• [What needs to be done]:
Render every entry exactly as it appears.

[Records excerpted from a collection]
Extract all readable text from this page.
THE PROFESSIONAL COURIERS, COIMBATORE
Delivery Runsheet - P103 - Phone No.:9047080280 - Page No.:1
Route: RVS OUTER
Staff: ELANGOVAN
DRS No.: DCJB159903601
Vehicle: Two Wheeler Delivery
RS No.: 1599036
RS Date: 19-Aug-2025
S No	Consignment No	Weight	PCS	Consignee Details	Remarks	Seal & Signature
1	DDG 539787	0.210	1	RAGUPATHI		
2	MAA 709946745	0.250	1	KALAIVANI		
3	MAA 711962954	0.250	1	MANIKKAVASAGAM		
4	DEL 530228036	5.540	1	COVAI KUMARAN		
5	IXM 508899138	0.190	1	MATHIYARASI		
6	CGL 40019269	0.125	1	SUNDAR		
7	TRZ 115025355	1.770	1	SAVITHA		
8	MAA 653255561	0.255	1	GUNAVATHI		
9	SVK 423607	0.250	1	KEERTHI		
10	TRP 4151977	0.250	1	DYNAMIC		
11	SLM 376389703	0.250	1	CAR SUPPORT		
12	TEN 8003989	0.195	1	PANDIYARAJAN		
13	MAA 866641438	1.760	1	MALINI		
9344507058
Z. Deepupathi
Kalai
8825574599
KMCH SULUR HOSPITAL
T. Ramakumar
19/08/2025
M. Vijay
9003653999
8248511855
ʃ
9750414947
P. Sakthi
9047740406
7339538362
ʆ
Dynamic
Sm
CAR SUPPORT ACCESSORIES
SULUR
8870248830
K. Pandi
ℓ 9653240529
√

• [Task result]:
Extract all readable text from this page.
THE PROFESSIONAL COURIERS, COIMBATORE
Delivery Runsheet - P103 - Phone No.:9047080280 - Page No.:1
Route: RVS OUTER
Staff: ELANGOVAN
DRS No.: DCJB159903601
Vehicle: Two Wheeler Delivery
RS No.: 1599036
RS Date: 19-Aug-2025
S No	Consignment No	Weight	PCS	Consignee Details	Remarks	Seal & Signature
1	DDG 539787	0.210	1	RAGUPATHI		
2	MAA 709946745	0.250	1	KALAIVANI		
3	MAA 711962954	0.250	1	MANIKKAVASAGAM		
4	DEL 530228036	5.540	1	COVAI KUMARAN		
5	IXM 508899138	0.190	1	MATHIYARASI		
6	CGL 40019269	0.125	1	SUNDAR		
7	TRZ 115025355	1.770	1	SAVITHA		
8	MAA 653255561	0.255	1	GUNAVATHI		
9	SVK 423607	0.250	1	KEERTHI		
10	TRP 4151977	0.250	1	DYNAMIC		
11	SLM 376389703	0.250	1	CAR SUPPORT		
12	TEN 8003989	0.195	1	PANDIYARAJAN		
13	MAA 866641438	1.760	1	MALINI		
9344507058
Z. Deepupathi
Kalai
8825574599
KMCH SULUR HOSPITAL
T. Ramakumar
19/08/2025
M. Vijay
9003653999
8248511855
ʃ
9750414947
P. Sakthi
9047740406
7339538362
ʆ
Dynamic
Sm
CAR SUPPORT ACCESSORIES
SULUR
8870248830
K. Pandi
ℓ 9653240529
√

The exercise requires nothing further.